EXERCISE OBJECTIVE ::
Return the listing below in full, with every line exactly as it is.

DATA PROVIDED ::
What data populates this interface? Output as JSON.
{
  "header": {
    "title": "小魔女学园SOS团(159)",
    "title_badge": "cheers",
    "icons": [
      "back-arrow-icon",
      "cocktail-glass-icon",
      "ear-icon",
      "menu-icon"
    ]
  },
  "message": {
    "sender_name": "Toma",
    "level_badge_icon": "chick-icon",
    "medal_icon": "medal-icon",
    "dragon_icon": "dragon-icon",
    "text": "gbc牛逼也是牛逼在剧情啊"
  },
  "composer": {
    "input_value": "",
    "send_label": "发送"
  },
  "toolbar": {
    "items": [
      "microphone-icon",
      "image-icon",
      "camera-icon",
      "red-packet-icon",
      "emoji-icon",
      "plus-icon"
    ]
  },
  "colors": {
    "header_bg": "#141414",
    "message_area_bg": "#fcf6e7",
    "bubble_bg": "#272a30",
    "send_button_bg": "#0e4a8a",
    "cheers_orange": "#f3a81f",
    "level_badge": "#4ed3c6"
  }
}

COMPLETE OUTPUT ::
What data populates this interface? Output as JSON.
{
  "header": {
    "title": "小魔女学园SOS团(159)",
    "title_badge": "cheers",
    "icons": [
      "back-arrow-icon",
      "cocktail-glass-icon",
      "ear-icon",
      "menu-icon"
    ]
  },
  "message": {
    "sender_name": "Toma",
    "level_badge_icon": "chick-icon",
    "medal_icon": "medal-icon",
    "dragon_icon": "dragon-icon",
    "text": "gbc牛逼也是牛逼在剧情啊"
  },
  "composer": {
    "input_value": "",
    "send_label": "发送"
  },
  "toolbar": {
    "items": [
      "microphone-icon",
      "image-icon",
      "camera-icon",
      "red-packet-icon",
      "emoji-icon",
      "plus-icon"
    ]
  },
  "colors": {
    "header_bg": "#141414",
    "message_area_bg": "#fcf6e7",
    "bubble_bg": "#272a30",
    "send_button_bg": "#0e4a8a",
    "cheers_orange": "#f3a81f",
    "level_badge": "#4ed3c6"
  }
}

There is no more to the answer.